SET TASK >>
Among the lines listed below, count those that include the string "desktop", and state only the count.

....

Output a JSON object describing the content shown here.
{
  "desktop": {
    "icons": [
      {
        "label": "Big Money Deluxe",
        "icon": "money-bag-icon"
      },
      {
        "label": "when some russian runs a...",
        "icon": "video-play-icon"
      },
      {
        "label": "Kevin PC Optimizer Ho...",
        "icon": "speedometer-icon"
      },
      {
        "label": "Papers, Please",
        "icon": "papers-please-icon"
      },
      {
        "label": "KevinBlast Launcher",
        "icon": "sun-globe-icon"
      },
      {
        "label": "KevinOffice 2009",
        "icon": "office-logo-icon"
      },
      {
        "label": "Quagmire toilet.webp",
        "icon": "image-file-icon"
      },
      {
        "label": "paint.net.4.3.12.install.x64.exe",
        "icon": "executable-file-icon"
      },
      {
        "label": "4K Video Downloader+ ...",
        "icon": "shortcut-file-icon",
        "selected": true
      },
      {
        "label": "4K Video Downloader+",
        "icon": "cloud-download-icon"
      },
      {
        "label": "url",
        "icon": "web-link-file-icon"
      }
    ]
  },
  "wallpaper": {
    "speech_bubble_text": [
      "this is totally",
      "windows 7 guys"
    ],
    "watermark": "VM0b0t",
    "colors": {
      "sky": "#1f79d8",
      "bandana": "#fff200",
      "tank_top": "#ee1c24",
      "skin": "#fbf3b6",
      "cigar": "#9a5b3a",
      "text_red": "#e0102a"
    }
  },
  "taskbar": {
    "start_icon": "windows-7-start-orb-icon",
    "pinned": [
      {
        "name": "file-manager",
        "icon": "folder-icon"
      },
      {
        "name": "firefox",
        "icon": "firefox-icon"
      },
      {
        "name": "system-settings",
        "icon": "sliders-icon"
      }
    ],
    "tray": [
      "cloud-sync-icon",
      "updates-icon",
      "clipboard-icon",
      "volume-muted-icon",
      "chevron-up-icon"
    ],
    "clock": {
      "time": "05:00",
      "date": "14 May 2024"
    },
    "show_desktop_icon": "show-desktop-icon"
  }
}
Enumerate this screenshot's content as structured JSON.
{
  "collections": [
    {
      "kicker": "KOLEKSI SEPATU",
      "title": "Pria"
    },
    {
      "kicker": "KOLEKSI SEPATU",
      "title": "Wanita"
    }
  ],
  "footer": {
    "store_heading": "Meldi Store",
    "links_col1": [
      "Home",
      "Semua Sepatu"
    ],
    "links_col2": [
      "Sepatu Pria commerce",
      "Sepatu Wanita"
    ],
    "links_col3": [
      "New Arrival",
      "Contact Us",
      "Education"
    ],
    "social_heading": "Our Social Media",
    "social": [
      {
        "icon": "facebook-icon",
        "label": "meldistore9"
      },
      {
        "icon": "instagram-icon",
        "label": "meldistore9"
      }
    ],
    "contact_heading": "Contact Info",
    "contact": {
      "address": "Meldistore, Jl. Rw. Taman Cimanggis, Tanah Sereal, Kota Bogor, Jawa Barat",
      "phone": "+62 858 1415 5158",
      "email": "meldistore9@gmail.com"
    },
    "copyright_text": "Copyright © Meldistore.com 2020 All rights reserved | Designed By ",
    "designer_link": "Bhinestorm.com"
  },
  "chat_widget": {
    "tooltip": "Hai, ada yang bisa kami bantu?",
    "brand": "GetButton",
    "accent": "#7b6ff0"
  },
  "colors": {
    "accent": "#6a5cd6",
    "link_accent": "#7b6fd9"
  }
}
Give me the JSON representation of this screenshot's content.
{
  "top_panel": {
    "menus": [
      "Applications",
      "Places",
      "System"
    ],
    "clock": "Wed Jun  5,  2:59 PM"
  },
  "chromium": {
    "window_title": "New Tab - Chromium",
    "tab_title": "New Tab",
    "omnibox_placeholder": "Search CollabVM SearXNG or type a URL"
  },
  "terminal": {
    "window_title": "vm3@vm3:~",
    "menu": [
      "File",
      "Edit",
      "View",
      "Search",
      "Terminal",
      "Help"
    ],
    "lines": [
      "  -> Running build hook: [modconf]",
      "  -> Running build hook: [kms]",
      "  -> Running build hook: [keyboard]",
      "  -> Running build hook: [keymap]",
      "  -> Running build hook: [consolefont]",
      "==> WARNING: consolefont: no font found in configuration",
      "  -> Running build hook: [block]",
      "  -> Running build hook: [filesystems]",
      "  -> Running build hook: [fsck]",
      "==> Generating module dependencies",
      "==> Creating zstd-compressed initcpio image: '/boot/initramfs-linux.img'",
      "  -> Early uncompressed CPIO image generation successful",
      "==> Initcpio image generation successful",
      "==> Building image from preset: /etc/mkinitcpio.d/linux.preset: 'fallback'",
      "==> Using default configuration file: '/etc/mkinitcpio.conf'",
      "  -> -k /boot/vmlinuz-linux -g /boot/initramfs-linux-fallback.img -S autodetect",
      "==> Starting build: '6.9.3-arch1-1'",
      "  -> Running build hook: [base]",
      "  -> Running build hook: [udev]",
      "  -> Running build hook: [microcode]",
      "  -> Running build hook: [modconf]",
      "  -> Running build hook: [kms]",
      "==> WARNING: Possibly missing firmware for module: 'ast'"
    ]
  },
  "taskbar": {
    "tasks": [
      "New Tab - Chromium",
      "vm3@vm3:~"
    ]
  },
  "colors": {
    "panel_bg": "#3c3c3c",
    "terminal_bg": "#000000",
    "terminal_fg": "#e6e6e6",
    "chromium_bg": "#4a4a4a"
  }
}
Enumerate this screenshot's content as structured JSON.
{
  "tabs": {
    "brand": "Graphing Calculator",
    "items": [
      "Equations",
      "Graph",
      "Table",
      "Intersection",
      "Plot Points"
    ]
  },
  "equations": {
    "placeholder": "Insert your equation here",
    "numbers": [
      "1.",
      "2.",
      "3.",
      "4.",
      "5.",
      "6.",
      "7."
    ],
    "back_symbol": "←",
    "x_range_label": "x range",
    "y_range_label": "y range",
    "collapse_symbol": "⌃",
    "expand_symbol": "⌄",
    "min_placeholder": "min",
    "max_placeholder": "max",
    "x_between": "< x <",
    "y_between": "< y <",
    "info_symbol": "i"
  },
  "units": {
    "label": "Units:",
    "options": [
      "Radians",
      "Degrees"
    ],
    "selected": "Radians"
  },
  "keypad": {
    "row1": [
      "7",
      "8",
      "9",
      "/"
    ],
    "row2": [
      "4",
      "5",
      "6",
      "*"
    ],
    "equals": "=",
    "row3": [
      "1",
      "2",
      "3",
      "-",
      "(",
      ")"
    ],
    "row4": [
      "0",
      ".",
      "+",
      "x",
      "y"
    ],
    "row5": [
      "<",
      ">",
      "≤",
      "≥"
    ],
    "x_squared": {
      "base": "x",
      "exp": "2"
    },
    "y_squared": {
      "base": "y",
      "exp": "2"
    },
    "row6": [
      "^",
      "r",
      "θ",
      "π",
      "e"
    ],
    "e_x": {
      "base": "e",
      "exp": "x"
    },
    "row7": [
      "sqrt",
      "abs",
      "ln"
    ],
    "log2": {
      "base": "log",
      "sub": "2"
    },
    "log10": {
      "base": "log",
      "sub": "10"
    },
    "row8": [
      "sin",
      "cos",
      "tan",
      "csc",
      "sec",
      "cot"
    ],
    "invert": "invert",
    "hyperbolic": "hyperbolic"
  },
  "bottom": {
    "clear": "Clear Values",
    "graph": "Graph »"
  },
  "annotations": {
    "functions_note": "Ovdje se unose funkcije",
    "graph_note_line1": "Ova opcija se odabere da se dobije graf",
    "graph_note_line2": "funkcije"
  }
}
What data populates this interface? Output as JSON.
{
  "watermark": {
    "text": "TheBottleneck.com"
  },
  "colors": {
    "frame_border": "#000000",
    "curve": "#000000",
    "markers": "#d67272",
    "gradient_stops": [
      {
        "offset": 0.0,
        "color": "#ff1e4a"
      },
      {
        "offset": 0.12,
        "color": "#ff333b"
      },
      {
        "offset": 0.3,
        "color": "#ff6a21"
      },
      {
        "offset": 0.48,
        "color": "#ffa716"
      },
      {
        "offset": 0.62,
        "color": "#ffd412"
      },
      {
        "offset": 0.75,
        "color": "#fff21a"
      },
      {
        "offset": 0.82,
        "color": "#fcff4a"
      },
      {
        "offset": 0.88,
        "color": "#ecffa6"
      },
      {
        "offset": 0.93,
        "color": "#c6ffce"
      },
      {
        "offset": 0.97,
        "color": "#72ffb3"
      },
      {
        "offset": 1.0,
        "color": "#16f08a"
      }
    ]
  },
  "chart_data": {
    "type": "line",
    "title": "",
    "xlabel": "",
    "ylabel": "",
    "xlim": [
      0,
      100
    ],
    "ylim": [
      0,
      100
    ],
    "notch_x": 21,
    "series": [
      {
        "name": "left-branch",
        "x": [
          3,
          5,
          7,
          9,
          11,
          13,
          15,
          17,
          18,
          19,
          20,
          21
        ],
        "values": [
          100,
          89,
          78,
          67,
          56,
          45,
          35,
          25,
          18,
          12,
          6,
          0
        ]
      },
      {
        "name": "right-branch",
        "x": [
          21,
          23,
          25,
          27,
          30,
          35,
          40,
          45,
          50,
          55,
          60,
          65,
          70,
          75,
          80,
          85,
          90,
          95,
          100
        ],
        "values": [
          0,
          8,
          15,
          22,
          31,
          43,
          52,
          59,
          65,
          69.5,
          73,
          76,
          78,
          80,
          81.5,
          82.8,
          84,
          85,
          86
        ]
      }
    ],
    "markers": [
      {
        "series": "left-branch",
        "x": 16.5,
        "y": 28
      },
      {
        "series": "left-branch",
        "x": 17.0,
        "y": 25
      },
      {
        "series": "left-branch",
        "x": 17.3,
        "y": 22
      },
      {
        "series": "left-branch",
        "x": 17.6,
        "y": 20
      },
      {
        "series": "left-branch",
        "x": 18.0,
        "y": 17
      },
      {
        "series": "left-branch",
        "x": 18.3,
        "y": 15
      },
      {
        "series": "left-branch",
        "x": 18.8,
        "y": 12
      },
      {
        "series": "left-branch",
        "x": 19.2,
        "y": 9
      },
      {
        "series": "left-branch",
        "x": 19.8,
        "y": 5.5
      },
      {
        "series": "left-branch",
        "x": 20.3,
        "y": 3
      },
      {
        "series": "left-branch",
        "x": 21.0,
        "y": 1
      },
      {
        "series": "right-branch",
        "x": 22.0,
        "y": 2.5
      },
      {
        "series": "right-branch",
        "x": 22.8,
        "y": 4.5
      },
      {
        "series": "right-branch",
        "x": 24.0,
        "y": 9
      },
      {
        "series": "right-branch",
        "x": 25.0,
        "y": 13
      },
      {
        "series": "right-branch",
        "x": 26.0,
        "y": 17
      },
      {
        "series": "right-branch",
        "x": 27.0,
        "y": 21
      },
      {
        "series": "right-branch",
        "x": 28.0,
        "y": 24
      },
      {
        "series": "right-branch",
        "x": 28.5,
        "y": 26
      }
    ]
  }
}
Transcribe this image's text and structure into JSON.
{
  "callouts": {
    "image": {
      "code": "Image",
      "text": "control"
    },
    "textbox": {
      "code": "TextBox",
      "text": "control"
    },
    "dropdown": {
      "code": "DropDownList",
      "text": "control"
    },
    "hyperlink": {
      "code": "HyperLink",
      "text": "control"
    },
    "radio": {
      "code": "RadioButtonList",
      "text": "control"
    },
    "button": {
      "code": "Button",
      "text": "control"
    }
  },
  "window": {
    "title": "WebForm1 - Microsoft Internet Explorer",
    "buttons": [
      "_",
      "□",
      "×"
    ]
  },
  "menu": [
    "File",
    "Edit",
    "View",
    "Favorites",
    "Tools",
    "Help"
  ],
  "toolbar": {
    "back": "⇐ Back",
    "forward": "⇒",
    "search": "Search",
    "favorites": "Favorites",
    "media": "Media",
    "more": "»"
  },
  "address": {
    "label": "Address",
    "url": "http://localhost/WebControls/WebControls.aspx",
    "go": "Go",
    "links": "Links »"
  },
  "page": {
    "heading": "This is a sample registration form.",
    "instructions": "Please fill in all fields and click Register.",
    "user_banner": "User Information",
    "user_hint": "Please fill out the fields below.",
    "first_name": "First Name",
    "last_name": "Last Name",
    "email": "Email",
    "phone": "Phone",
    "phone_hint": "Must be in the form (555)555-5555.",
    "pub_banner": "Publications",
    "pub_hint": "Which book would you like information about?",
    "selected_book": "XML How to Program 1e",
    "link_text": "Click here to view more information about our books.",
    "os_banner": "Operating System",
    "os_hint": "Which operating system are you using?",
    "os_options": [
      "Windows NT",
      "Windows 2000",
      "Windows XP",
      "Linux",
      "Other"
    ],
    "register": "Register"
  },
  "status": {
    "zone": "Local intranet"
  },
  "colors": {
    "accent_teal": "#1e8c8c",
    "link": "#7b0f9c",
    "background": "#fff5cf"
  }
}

....

SOLUTION >>
2